**Task requirements**: Return each of the entries below word for word, leaving every line unchanged.

==========

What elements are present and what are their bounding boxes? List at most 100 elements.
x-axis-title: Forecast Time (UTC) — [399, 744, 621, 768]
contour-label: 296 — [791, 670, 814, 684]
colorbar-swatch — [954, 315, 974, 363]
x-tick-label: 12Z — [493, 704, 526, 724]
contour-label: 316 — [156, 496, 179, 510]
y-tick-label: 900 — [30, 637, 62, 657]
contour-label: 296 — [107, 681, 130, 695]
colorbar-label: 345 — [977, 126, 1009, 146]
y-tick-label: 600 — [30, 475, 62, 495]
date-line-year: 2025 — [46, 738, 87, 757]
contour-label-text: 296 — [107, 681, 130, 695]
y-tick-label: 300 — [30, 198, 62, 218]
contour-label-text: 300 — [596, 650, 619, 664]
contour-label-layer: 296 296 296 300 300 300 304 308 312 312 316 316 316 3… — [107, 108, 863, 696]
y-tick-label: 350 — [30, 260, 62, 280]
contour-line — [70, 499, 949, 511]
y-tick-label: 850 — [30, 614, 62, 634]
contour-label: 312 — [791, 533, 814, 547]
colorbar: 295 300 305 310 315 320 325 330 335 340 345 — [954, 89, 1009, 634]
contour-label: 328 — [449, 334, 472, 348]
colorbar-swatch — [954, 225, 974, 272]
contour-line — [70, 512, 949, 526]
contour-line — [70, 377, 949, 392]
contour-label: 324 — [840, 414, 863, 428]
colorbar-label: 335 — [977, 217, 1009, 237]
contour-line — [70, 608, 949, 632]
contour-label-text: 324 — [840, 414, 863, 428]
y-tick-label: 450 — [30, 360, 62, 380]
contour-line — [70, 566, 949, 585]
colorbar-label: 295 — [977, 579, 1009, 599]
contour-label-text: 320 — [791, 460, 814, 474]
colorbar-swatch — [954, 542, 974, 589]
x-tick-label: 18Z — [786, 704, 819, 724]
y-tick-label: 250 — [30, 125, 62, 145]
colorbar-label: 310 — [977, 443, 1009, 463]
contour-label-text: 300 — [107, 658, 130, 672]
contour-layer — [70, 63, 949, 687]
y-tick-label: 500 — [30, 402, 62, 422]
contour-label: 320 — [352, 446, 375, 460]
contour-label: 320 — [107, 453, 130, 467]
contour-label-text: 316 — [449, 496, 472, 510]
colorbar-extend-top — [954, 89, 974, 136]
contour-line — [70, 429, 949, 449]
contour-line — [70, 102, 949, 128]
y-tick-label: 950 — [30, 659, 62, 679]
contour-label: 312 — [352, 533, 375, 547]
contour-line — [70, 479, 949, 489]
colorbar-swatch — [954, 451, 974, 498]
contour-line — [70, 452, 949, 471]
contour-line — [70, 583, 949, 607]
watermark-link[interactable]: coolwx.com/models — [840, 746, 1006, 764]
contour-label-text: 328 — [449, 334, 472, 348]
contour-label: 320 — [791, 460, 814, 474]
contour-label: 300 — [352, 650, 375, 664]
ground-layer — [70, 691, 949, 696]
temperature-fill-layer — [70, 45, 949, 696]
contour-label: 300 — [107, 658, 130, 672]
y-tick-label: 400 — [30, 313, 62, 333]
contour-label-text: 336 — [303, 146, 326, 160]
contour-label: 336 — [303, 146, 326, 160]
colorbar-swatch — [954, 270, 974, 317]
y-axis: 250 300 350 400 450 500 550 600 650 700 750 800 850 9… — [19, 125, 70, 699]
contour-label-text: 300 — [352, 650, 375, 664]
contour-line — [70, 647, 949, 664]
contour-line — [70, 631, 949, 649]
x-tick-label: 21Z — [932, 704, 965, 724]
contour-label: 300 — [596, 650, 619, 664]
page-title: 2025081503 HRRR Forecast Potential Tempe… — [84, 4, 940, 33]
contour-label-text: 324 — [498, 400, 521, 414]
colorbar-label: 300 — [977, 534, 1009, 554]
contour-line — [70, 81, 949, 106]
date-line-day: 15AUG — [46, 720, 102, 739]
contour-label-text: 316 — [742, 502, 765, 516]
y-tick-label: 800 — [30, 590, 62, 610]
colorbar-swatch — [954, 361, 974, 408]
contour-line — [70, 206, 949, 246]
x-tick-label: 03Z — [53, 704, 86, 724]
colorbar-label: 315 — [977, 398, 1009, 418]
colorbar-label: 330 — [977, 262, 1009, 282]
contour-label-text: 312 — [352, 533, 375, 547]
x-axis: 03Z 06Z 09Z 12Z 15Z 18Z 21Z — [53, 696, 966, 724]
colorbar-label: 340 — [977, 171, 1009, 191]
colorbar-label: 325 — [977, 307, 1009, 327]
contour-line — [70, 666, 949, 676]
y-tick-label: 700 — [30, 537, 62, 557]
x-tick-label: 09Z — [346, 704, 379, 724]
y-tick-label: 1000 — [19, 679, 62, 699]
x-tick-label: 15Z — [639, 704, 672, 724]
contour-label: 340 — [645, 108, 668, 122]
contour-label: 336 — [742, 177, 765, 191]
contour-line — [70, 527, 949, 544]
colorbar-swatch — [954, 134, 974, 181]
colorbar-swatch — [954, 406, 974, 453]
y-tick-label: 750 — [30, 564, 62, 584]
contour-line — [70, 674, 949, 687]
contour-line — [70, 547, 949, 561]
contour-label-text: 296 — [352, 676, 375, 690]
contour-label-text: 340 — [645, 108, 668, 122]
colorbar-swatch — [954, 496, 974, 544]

==========

**Exercise answer**:
What elements are present and what are their bounding boxes? List at most 100 elements.
x-axis-title: Forecast Time (UTC) — [399, 744, 621, 768]
contour-label: 296 — [791, 670, 814, 684]
colorbar-swatch — [954, 315, 974, 363]
x-tick-label: 12Z — [493, 704, 526, 724]
contour-label: 316 — [156, 496, 179, 510]
y-tick-label: 900 — [30, 637, 62, 657]
contour-label: 296 — [107, 681, 130, 695]
colorbar-label: 345 — [977, 126, 1009, 146]
y-tick-label: 600 — [30, 475, 62, 495]
date-line-year: 2025 — [46, 738, 87, 757]
contour-label-text: 296 — [107, 681, 130, 695]
y-tick-label: 300 — [30, 198, 62, 218]
contour-label-text: 300 — [596, 650, 619, 664]
contour-label-layer: 296 296 296 300 300 300 304 308 312 312 316 316 316 3… — [107, 108, 863, 696]
y-tick-label: 350 — [30, 260, 62, 280]
contour-line — [70, 499, 949, 511]
y-tick-label: 850 — [30, 614, 62, 634]
contour-label: 312 — [791, 533, 814, 547]
colorbar: 295 300 305 310 315 320 325 330 335 340 345 — [954, 89, 1009, 634]
contour-label: 328 — [449, 334, 472, 348]
colorbar-swatch — [954, 225, 974, 272]
contour-line — [70, 512, 949, 526]
contour-line — [70, 377, 949, 392]
contour-label: 324 — [840, 414, 863, 428]
colorbar-label: 335 — [977, 217, 1009, 237]
contour-line — [70, 608, 949, 632]
contour-label-text: 324 — [840, 414, 863, 428]
y-tick-label: 450 — [30, 360, 62, 380]
contour-line — [70, 566, 949, 585]
colorbar-label: 295 — [977, 579, 1009, 599]
contour-label-text: 320 — [791, 460, 814, 474]
colorbar-swatch — [954, 542, 974, 589]
x-tick-label: 18Z — [786, 704, 819, 724]
y-tick-label: 250 — [30, 125, 62, 145]
colorbar-label: 310 — [977, 443, 1009, 463]
contour-label-text: 300 — [107, 658, 130, 672]
contour-layer — [70, 63, 949, 687]
y-tick-label: 500 — [30, 402, 62, 422]
contour-label: 320 — [352, 446, 375, 460]
contour-label: 320 — [107, 453, 130, 467]
contour-label-text: 316 — [449, 496, 472, 510]
colorbar-extend-top — [954, 89, 974, 136]
contour-line — [70, 429, 949, 449]
contour-line — [70, 102, 949, 128]
y-tick-label: 950 — [30, 659, 62, 679]
contour-label: 312 — [352, 533, 375, 547]
contour-line — [70, 479, 949, 489]
colorbar-swatch — [954, 451, 974, 498]
contour-line — [70, 452, 949, 471]
contour-line — [70, 583, 949, 607]
watermark-link[interactable]: coolwx.com/models — [840, 746, 1006, 764]
contour-label-text: 328 — [449, 334, 472, 348]
contour-label: 320 — [791, 460, 814, 474]
contour-label: 300 — [352, 650, 375, 664]
ground-layer — [70, 691, 949, 696]
temperature-fill-layer — [70, 45, 949, 696]
contour-label: 300 — [107, 658, 130, 672]
y-tick-label: 400 — [30, 313, 62, 333]
contour-label-text: 336 — [303, 146, 326, 160]
contour-label: 336 — [303, 146, 326, 160]
colorbar-swatch — [954, 270, 974, 317]
y-axis: 250 300 350 400 450 500 550 600 650 700 750 800 850 9… — [19, 125, 70, 699]
contour-label-text: 300 — [352, 650, 375, 664]
contour-line — [70, 647, 949, 664]
contour-line — [70, 631, 949, 649]
x-tick-label: 21Z — [932, 704, 965, 724]
contour-label: 300 — [596, 650, 619, 664]
page-title: 2025081503 HRRR Forecast Potential Tempe… — [84, 4, 940, 33]
contour-label-text: 324 — [498, 400, 521, 414]
colorbar-label: 300 — [977, 534, 1009, 554]
contour-line — [70, 81, 949, 106]
date-line-day: 15AUG — [46, 720, 102, 739]
contour-label-text: 316 — [742, 502, 765, 516]
y-tick-label: 800 — [30, 590, 62, 610]
colorbar-swatch — [954, 361, 974, 408]
contour-line — [70, 206, 949, 246]
x-tick-label: 03Z — [53, 704, 86, 724]
colorbar-label: 315 — [977, 398, 1009, 418]
colorbar-label: 330 — [977, 262, 1009, 282]
contour-label-text: 312 — [352, 533, 375, 547]
x-axis: 03Z 06Z 09Z 12Z 15Z 18Z 21Z — [53, 696, 966, 724]
colorbar-label: 340 — [977, 171, 1009, 191]
colorbar-label: 325 — [977, 307, 1009, 327]
contour-line — [70, 666, 949, 676]
y-tick-label: 700 — [30, 537, 62, 557]
x-tick-label: 09Z — [346, 704, 379, 724]
y-tick-label: 1000 — [19, 679, 62, 699]
x-tick-label: 15Z — [639, 704, 672, 724]
contour-label: 340 — [645, 108, 668, 122]
contour-label: 336 — [742, 177, 765, 191]
contour-line — [70, 527, 949, 544]
colorbar-swatch — [954, 134, 974, 181]
colorbar-swatch — [954, 406, 974, 453]
y-tick-label: 750 — [30, 564, 62, 584]
contour-line — [70, 674, 949, 687]
contour-line — [70, 547, 949, 561]
contour-label-text: 296 — [352, 676, 375, 690]
contour-label-text: 340 — [645, 108, 668, 122]
colorbar-swatch — [954, 496, 974, 544]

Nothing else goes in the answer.